[Dataset items]
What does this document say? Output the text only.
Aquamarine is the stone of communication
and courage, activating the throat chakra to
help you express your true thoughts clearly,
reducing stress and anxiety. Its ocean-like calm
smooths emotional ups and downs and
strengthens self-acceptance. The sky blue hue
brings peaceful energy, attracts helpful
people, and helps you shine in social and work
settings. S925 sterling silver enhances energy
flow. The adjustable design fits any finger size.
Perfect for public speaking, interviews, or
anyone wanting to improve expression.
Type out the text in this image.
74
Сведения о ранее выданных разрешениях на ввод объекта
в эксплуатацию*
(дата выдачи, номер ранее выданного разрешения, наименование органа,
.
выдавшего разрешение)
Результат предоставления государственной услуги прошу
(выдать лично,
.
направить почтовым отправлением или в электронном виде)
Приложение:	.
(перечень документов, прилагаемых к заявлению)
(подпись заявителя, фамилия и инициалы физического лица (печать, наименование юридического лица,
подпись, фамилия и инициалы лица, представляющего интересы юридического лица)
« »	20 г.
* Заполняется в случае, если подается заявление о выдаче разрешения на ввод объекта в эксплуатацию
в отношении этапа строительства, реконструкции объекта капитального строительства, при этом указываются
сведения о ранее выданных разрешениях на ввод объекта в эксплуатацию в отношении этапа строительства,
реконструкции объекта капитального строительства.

_Problem:_
Show the lines of the records that include the string "подпись".

_Response below:_
(подпись заявителя, фамилия и инициалы физического лица (печать, наименование юридического лица,
подпись, фамилия и инициалы лица, представляющего интересы юридического лица)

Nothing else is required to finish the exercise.